Stated exercise:
Write down each entry again, exactly as it reads.

Data rows:
════

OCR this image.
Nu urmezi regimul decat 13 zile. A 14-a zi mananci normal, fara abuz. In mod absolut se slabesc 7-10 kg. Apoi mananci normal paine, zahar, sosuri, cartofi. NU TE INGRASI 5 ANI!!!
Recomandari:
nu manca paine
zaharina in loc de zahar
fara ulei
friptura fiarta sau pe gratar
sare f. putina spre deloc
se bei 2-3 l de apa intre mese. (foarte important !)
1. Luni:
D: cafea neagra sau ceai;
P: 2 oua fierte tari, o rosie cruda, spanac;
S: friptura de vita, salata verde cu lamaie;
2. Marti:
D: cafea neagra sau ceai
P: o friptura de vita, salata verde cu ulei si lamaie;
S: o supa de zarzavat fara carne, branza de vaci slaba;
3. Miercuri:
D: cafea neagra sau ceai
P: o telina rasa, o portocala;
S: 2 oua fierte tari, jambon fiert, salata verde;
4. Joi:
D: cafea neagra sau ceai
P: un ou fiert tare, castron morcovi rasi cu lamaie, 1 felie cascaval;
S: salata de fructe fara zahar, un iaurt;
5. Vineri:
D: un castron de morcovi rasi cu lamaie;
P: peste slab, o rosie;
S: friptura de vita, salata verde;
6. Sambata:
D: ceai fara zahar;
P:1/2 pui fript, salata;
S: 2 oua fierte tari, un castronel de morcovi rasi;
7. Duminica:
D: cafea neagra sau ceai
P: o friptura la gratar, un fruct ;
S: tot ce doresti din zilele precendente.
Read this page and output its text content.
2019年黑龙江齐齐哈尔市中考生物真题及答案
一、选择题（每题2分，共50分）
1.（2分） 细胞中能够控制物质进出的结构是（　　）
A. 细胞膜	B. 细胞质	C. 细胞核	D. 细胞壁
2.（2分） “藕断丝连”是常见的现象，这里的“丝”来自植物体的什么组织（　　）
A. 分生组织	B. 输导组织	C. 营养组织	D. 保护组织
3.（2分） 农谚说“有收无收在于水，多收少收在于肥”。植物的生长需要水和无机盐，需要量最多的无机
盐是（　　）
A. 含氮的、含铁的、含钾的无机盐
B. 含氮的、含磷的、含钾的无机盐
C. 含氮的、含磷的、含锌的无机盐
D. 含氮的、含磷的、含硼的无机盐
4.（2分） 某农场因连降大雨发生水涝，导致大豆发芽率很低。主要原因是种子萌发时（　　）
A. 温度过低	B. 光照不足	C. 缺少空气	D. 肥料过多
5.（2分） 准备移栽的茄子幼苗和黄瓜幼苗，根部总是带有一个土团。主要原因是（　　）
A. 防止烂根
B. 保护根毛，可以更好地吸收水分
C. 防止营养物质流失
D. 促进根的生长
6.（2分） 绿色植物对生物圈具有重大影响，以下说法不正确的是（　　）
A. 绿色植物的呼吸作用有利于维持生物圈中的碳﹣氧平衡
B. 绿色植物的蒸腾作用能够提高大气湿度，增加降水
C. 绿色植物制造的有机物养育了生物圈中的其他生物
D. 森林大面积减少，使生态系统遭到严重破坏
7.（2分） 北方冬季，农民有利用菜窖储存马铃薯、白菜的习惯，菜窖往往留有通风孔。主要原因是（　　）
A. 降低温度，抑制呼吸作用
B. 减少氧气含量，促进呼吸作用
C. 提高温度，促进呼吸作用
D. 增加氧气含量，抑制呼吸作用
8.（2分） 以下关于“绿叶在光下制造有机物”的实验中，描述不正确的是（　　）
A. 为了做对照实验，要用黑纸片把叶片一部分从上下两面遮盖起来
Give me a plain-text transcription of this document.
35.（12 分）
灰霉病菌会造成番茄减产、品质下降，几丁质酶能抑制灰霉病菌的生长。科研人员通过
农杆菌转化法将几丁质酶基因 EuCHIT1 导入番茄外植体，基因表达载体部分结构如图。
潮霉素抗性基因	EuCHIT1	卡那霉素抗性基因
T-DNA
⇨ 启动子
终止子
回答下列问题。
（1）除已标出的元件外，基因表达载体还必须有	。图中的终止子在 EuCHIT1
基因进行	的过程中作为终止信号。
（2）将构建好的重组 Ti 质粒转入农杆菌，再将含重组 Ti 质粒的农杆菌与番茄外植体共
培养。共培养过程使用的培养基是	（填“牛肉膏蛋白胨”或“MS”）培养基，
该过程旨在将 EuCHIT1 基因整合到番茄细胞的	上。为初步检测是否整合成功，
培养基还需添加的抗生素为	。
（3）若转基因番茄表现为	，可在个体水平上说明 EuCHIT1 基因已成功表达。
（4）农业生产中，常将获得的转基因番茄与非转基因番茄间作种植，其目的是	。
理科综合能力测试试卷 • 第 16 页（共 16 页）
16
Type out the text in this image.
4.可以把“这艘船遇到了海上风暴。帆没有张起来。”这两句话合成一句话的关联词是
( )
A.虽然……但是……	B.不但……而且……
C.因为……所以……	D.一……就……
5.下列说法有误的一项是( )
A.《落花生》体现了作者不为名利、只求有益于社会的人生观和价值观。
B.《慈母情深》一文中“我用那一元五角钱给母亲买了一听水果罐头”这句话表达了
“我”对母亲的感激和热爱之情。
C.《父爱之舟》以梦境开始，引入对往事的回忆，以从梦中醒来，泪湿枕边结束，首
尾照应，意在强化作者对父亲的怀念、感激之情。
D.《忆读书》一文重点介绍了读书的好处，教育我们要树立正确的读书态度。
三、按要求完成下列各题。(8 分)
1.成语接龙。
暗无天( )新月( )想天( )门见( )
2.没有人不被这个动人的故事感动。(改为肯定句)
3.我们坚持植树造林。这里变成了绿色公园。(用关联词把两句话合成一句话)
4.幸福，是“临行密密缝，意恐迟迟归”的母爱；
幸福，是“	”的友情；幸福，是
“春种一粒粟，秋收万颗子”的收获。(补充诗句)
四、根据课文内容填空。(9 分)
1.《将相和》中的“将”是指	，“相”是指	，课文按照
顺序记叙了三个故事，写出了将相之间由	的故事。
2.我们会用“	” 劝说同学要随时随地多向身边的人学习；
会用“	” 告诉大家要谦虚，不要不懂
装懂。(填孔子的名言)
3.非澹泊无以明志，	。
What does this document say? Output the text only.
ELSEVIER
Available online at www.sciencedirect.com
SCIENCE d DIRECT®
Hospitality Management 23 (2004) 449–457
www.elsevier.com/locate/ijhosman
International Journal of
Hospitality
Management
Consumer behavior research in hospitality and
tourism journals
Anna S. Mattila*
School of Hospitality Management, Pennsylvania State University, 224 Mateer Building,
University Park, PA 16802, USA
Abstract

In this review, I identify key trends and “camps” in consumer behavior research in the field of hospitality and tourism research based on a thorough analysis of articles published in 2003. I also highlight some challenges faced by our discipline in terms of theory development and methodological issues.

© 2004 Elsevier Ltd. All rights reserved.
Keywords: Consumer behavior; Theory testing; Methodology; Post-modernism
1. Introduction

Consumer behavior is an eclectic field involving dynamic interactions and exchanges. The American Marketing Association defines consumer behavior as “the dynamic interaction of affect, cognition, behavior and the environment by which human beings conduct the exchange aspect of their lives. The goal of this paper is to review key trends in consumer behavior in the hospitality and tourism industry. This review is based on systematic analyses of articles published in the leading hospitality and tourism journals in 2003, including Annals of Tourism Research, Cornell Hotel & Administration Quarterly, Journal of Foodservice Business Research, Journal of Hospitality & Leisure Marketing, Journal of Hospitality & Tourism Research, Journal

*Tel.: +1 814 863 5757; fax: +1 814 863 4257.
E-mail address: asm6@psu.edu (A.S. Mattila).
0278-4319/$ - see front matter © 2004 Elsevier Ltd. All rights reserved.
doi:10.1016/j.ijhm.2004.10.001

════

Solution to this task:
OCR this image.
Nu urmezi regimul decat 13 zile. A 14-a zi mananci normal, fara abuz. In mod absolut se slabesc 7-10 kg. Apoi mananci normal paine, zahar, sosuri, cartofi. NU TE INGRASI 5 ANI!!!
Recomandari:
nu manca paine
zaharina in loc de zahar
fara ulei
friptura fiarta sau pe gratar
sare f. putina spre deloc
se bei 2-3 l de apa intre mese. (foarte important !)
1. Luni:
D: cafea neagra sau ceai;
P: 2 oua fierte tari, o rosie cruda, spanac;
S: friptura de vita, salata verde cu lamaie;
2. Marti:
D: cafea neagra sau ceai
P: o friptura de vita, salata verde cu ulei si lamaie;
S: o supa de zarzavat fara carne, branza de vaci slaba;
3. Miercuri:
D: cafea neagra sau ceai
P: o telina rasa, o portocala;
S: 2 oua fierte tari, jambon fiert, salata verde;
4. Joi:
D: cafea neagra sau ceai
P: un ou fiert tare, castron morcovi rasi cu lamaie, 1 felie cascaval;
S: salata de fructe fara zahar, un iaurt;
5. Vineri:
D: un castron de morcovi rasi cu lamaie;
P: peste slab, o rosie;
S: friptura de vita, salata verde;
6. Sambata:
D: ceai fara zahar;
P:1/2 pui fript, salata;
S: 2 oua fierte tari, un castronel de morcovi rasi;
7. Duminica:
D: cafea neagra sau ceai
P: o friptura la gratar, un fruct ;
S: tot ce doresti din zilele precendente.
Read this page and output its text content.
2019年黑龙江齐齐哈尔市中考生物真题及答案
一、选择题（每题2分，共50分）
1.（2分） 细胞中能够控制物质进出的结构是（　　）
A. 细胞膜	B. 细胞质	C. 细胞核	D. 细胞壁
2.（2分） “藕断丝连”是常见的现象，这里的“丝”来自植物体的什么组织（　　）
A. 分生组织	B. 输导组织	C. 营养组织	D. 保护组织
3.（2分） 农谚说“有收无收在于水，多收少收在于肥”。植物的生长需要水和无机盐，需要量最多的无机
盐是（　　）
A. 含氮的、含铁的、含钾的无机盐
B. 含氮的、含磷的、含钾的无机盐
C. 含氮的、含磷的、含锌的无机盐
D. 含氮的、含磷的、含硼的无机盐
4.（2分） 某农场因连降大雨发生水涝，导致大豆发芽率很低。主要原因是种子萌发时（　　）
A. 温度过低	B. 光照不足	C. 缺少空气	D. 肥料过多
5.（2分） 准备移栽的茄子幼苗和黄瓜幼苗，根部总是带有一个土团。主要原因是（　　）
A. 防止烂根
B. 保护根毛，可以更好地吸收水分
C. 防止营养物质流失
D. 促进根的生长
6.（2分） 绿色植物对生物圈具有重大影响，以下说法不正确的是（　　）
A. 绿色植物的呼吸作用有利于维持生物圈中的碳﹣氧平衡
B. 绿色植物的蒸腾作用能够提高大气湿度，增加降水
C. 绿色植物制造的有机物养育了生物圈中的其他生物
D. 森林大面积减少，使生态系统遭到严重破坏
7.（2分） 北方冬季，农民有利用菜窖储存马铃薯、白菜的习惯，菜窖往往留有通风孔。主要原因是（　　）
A. 降低温度，抑制呼吸作用
B. 减少氧气含量，促进呼吸作用
C. 提高温度，促进呼吸作用
D. 增加氧气含量，抑制呼吸作用
8.（2分） 以下关于“绿叶在光下制造有机物”的实验中，描述不正确的是（　　）
A. 为了做对照实验，要用黑纸片把叶片一部分从上下两面遮盖起来
Give me a plain-text transcription of this document.
35.（12 分）
灰霉病菌会造成番茄减产、品质下降，几丁质酶能抑制灰霉病菌的生长。科研人员通过
农杆菌转化法将几丁质酶基因 EuCHIT1 导入番茄外植体，基因表达载体部分结构如图。
潮霉素抗性基因	EuCHIT1	卡那霉素抗性基因
T-DNA
⇨ 启动子
终止子
回答下列问题。
（1）除已标出的元件外，基因表达载体还必须有	。图中的终止子在 EuCHIT1
基因进行	的过程中作为终止信号。
（2）将构建好的重组 Ti 质粒转入农杆菌，再将含重组 Ti 质粒的农杆菌与番茄外植体共
培养。共培养过程使用的培养基是	（填“牛肉膏蛋白胨”或“MS”）培养基，
该过程旨在将 EuCHIT1 基因整合到番茄细胞的	上。为初步检测是否整合成功，
培养基还需添加的抗生素为	。
（3）若转基因番茄表现为	，可在个体水平上说明 EuCHIT1 基因已成功表达。
（4）农业生产中，常将获得的转基因番茄与非转基因番茄间作种植，其目的是	。
理科综合能力测试试卷 • 第 16 页（共 16 页）
16
Type out the text in this image.
4.可以把“这艘船遇到了海上风暴。帆没有张起来。”这两句话合成一句话的关联词是
( )
A.虽然……但是……	B.不但……而且……
C.因为……所以……	D.一……就……
5.下列说法有误的一项是( )
A.《落花生》体现了作者不为名利、只求有益于社会的人生观和价值观。
B.《慈母情深》一文中“我用那一元五角钱给母亲买了一听水果罐头”这句话表达了
“我”对母亲的感激和热爱之情。
C.《父爱之舟》以梦境开始，引入对往事的回忆，以从梦中醒来，泪湿枕边结束，首
尾照应，意在强化作者对父亲的怀念、感激之情。
D.《忆读书》一文重点介绍了读书的好处，教育我们要树立正确的读书态度。
三、按要求完成下列各题。(8 分)
1.成语接龙。
暗无天( )新月( )想天( )门见( )
2.没有人不被这个动人的故事感动。(改为肯定句)
3.我们坚持植树造林。这里变成了绿色公园。(用关联词把两句话合成一句话)
4.幸福，是“临行密密缝，意恐迟迟归”的母爱；
幸福，是“	”的友情；幸福，是
“春种一粒粟，秋收万颗子”的收获。(补充诗句)
四、根据课文内容填空。(9 分)
1.《将相和》中的“将”是指	，“相”是指	，课文按照
顺序记叙了三个故事，写出了将相之间由	的故事。
2.我们会用“	” 劝说同学要随时随地多向身边的人学习；
会用“	” 告诉大家要谦虚，不要不懂
装懂。(填孔子的名言)
3.非澹泊无以明志，	。
What does this document say? Output the text only.
ELSEVIER
Available online at www.sciencedirect.com
SCIENCE d DIRECT®
Hospitality Management 23 (2004) 449–457
www.elsevier.com/locate/ijhosman
International Journal of
Hospitality
Management
Consumer behavior research in hospitality and
tourism journals
Anna S. Mattila*
School of Hospitality Management, Pennsylvania State University, 224 Mateer Building,
University Park, PA 16802, USA
Abstract

In this review, I identify key trends and “camps” in consumer behavior research in the field of hospitality and tourism research based on a thorough analysis of articles published in 2003. I also highlight some challenges faced by our discipline in terms of theory development and methodological issues.

© 2004 Elsevier Ltd. All rights reserved.
Keywords: Consumer behavior; Theory testing; Methodology; Post-modernism
1. Introduction

Consumer behavior is an eclectic field involving dynamic interactions and exchanges. The American Marketing Association defines consumer behavior as “the dynamic interaction of affect, cognition, behavior and the environment by which human beings conduct the exchange aspect of their lives. The goal of this paper is to review key trends in consumer behavior in the hospitality and tourism industry. This review is based on systematic analyses of articles published in the leading hospitality and tourism journals in 2003, including Annals of Tourism Research, Cornell Hotel & Administration Quarterly, Journal of Foodservice Business Research, Journal of Hospitality & Leisure Marketing, Journal of Hospitality & Tourism Research, Journal

*Tel.: +1 814 863 5757; fax: +1 814 863 4257.
E-mail address: asm6@psu.edu (A.S. Mattila).
0278-4319/$ - see front matter © 2004 Elsevier Ltd. All rights reserved.
doi:10.1016/j.ijhm.2004.10.001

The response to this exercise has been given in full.